• _GIVEN PROBLEM_
Select, from the data, each line where "Михоси" occurs.

Stored data entries:

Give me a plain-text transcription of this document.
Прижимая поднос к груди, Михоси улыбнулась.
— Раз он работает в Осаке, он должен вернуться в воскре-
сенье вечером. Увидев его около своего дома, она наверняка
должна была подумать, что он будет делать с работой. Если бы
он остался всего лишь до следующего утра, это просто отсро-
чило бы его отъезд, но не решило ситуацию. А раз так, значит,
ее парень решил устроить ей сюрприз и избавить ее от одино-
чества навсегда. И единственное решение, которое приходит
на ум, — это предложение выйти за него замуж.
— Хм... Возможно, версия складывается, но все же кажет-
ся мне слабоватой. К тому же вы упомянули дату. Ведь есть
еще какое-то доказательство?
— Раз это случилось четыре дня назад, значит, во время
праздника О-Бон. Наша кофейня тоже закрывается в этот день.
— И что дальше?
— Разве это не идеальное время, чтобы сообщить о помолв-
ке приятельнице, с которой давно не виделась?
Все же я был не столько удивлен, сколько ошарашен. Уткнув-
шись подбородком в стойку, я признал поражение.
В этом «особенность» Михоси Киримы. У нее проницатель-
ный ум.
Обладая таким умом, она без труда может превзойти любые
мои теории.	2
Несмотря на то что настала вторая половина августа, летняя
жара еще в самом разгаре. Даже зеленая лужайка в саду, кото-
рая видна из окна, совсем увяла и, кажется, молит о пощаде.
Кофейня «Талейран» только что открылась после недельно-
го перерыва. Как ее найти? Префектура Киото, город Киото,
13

==

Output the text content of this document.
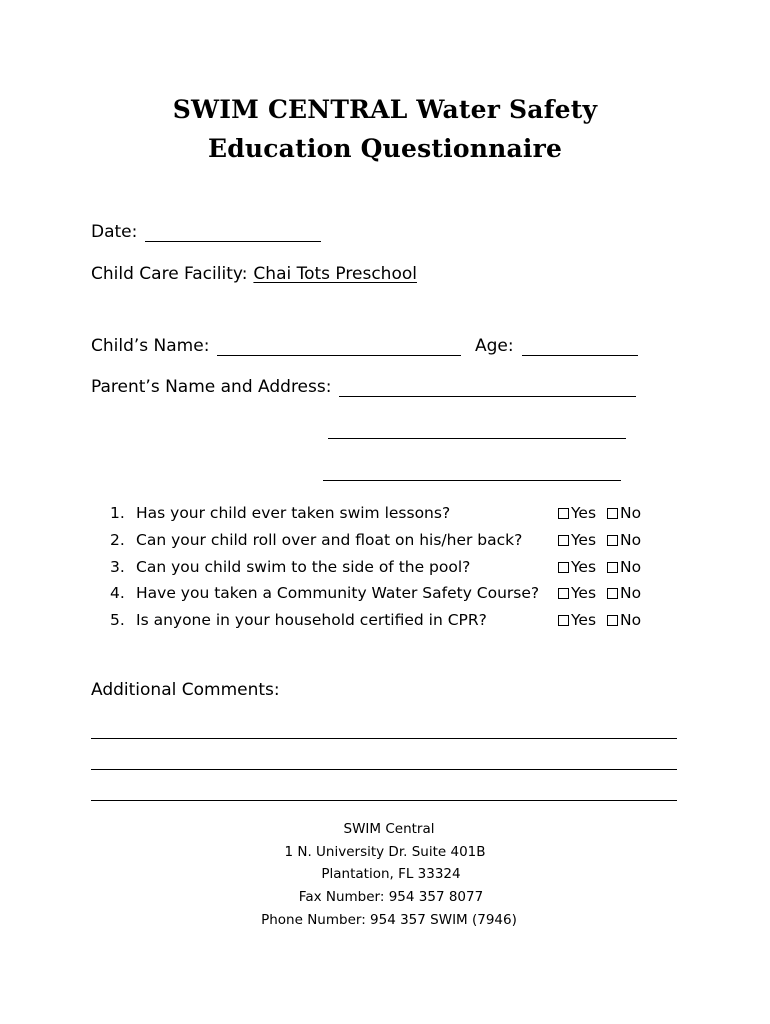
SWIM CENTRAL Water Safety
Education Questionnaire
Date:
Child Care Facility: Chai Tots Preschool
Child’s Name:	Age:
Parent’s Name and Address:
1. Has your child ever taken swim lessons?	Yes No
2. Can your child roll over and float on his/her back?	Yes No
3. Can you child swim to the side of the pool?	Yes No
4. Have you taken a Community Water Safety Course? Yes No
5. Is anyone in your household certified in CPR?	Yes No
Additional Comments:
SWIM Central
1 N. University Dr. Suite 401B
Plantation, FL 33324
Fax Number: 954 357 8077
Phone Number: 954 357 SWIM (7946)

• _REPLY TO THE EXERCISE_
Прижимая поднос к груди, Михоси улыбнулась.
В этом «особенность» Михоси Киримы. У нее проницатель-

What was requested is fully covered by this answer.